[Figure collection entries]
··········

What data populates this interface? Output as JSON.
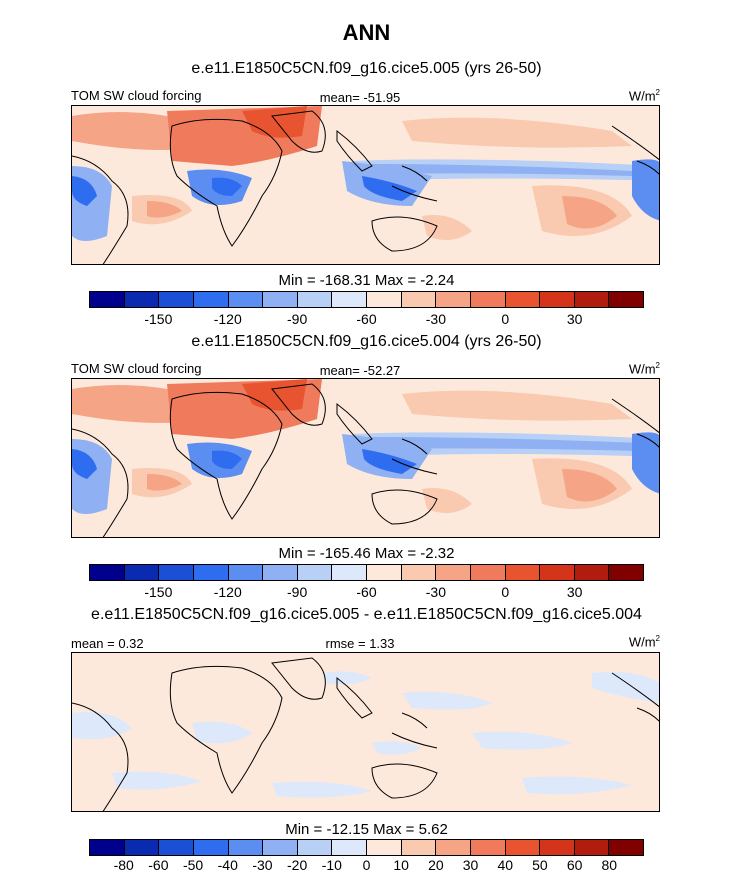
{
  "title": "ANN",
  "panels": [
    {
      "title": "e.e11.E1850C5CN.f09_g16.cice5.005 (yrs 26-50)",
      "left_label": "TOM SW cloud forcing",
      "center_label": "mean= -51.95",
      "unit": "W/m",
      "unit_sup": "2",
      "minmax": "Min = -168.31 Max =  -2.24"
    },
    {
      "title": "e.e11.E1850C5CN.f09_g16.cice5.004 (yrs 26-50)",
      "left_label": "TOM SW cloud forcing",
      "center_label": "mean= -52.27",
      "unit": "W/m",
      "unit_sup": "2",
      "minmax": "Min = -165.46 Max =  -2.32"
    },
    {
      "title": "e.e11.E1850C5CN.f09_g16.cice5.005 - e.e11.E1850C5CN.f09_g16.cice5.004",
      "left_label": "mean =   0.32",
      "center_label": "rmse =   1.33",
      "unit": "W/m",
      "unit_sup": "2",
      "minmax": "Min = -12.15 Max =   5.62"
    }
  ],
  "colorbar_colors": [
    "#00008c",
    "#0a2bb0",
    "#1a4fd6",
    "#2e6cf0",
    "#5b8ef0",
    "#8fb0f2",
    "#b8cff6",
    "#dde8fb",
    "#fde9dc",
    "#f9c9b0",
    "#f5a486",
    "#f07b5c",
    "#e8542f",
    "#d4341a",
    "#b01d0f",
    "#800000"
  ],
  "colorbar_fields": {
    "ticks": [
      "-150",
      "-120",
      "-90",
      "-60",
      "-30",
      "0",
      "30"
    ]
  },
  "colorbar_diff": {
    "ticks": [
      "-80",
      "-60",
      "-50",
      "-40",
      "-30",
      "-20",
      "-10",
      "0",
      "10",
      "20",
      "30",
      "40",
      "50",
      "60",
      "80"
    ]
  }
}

··········

**Problem details:** Quote everything in the listing above exactly; pictures are the only thing to omit.

**Response to the task:**
What data populates this interface? Output as JSON.
{
  "title": "ANN",
  "panels": [
    {
      "title": "e.e11.E1850C5CN.f09_g16.cice5.005 (yrs 26-50)",
      "left_label": "TOM SW cloud forcing",
      "center_label": "mean= -51.95",
      "unit": "W/m",
      "unit_sup": "2",
      "minmax": "Min = -168.31 Max =  -2.24"
    },
    {
      "title": "e.e11.E1850C5CN.f09_g16.cice5.004 (yrs 26-50)",
      "left_label": "TOM SW cloud forcing",
      "center_label": "mean= -52.27",
      "unit": "W/m",
      "unit_sup": "2",
      "minmax": "Min = -165.46 Max =  -2.32"
    },
    {
      "title": "e.e11.E1850C5CN.f09_g16.cice5.005 - e.e11.E1850C5CN.f09_g16.cice5.004",
      "left_label": "mean =   0.32",
      "center_label": "rmse =   1.33",
      "unit": "W/m",
      "unit_sup": "2",
      "minmax": "Min = -12.15 Max =   5.62"
    }
  ],
  "colorbar_colors": [
    "#00008c",
    "#0a2bb0",
    "#1a4fd6",
    "#2e6cf0",
    "#5b8ef0",
    "#8fb0f2",
    "#b8cff6",
    "#dde8fb",
    "#fde9dc",
    "#f9c9b0",
    "#f5a486",
    "#f07b5c",
    "#e8542f",
    "#d4341a",
    "#b01d0f",
    "#800000"
  ],
  "colorbar_fields": {
    "ticks": [
      "-150",
      "-120",
      "-90",
      "-60",
      "-30",
      "0",
      "30"
    ]
  },
  "colorbar_diff": {
    "ticks": [
      "-80",
      "-60",
      "-50",
      "-40",
      "-30",
      "-20",
      "-10",
      "0",
      "10",
      "20",
      "30",
      "40",
      "50",
      "60",
      "80"
    ]
  }
}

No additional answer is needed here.